Extracted records:
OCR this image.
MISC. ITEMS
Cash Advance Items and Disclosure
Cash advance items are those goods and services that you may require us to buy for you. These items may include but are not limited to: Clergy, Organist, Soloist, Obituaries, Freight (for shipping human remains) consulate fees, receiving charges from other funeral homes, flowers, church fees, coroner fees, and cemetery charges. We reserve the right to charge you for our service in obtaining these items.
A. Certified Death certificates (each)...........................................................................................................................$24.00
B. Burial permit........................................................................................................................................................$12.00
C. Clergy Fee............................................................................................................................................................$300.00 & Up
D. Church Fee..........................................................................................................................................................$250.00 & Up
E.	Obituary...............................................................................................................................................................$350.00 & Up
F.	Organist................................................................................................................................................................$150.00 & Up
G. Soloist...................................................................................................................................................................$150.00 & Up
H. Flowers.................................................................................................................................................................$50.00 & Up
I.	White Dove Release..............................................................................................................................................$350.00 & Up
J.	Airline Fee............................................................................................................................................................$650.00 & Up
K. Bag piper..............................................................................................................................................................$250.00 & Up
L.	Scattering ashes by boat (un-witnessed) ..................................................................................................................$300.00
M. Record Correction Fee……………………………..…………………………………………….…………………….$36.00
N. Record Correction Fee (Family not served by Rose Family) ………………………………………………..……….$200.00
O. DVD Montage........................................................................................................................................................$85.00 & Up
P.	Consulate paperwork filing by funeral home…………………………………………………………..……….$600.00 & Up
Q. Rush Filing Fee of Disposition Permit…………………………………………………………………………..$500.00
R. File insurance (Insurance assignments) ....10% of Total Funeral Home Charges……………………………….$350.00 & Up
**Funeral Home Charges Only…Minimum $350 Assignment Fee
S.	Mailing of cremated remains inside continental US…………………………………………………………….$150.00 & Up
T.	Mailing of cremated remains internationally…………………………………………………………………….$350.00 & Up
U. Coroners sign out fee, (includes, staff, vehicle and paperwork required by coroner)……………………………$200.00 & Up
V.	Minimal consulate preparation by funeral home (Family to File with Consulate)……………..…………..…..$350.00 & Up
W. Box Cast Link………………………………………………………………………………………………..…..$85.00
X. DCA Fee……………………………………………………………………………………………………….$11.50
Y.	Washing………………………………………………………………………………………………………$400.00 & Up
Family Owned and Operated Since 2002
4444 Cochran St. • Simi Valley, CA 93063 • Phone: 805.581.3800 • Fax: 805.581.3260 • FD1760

DIRECTIONS: Find every line that holds "cremated" and copy it.

RESPONSE:
S.	Mailing of cremated remains inside continental US…………………………………………………………….$150.00 & Up
T.	Mailing of cremated remains internationally…………………………………………………………………….$350.00 & Up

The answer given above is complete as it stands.